■ **Problem to work on**:
Note each line that includes the word "Number". Copy those lines.

■ **Input rows**:
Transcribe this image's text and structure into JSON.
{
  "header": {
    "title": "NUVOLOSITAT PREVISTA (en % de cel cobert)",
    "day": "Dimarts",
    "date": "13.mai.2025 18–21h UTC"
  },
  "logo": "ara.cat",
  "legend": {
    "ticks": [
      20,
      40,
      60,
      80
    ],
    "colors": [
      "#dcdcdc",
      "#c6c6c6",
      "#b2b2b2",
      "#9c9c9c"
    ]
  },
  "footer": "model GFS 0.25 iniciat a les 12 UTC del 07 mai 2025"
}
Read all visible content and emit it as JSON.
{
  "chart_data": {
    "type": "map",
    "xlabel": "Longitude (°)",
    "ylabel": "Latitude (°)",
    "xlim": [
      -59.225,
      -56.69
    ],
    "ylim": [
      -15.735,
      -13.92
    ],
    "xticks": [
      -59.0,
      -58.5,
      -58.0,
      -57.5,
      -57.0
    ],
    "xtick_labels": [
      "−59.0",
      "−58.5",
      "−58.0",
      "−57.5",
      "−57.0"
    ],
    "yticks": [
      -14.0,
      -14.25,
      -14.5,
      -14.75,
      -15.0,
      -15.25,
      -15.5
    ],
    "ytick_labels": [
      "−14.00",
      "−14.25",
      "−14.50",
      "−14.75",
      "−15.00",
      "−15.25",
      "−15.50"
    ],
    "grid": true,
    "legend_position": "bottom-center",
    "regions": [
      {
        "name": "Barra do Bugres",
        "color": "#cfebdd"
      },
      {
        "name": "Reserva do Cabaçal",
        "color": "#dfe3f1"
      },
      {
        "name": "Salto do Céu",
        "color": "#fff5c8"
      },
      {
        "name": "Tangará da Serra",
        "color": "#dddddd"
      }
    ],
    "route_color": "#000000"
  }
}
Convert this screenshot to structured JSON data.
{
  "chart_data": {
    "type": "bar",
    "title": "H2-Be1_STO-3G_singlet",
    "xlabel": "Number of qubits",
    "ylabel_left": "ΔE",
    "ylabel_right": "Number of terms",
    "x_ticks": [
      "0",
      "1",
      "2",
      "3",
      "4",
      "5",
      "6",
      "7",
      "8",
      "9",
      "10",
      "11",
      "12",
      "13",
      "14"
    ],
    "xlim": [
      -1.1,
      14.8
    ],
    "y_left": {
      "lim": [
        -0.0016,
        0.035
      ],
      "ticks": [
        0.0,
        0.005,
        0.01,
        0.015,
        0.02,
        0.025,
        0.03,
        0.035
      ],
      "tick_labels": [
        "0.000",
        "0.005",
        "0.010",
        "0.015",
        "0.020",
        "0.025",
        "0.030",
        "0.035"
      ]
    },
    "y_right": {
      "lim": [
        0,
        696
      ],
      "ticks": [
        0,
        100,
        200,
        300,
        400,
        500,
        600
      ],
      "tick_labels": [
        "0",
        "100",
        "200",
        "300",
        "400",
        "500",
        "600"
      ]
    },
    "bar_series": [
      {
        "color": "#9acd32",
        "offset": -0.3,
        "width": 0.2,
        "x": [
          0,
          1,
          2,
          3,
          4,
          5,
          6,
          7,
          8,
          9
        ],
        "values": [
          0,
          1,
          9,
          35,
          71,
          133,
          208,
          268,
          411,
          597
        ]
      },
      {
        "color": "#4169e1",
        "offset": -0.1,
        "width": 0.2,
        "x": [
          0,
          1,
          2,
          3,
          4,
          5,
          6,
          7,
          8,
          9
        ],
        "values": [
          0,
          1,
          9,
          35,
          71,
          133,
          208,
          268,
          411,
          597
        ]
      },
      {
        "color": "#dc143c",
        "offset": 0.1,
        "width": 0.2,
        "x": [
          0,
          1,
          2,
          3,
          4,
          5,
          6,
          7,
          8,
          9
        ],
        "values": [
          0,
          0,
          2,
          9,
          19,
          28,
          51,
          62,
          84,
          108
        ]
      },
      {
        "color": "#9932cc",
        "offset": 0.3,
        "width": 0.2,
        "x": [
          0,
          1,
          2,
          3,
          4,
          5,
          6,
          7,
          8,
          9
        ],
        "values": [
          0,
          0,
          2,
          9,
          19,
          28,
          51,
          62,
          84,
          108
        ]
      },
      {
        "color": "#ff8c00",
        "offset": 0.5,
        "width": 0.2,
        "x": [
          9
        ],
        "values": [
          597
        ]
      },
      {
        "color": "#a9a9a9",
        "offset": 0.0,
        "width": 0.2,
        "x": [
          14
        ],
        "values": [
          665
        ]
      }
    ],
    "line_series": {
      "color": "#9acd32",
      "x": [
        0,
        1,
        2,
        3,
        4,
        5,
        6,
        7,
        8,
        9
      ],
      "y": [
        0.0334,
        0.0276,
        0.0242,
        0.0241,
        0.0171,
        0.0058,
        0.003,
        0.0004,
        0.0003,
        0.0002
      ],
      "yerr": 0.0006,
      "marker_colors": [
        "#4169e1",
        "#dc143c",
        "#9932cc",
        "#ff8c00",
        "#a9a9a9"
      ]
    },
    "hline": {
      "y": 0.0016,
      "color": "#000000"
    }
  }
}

■ **Written answer**:
    "xlabel": "Number of qubits",
    "ylabel_right": "Number of terms",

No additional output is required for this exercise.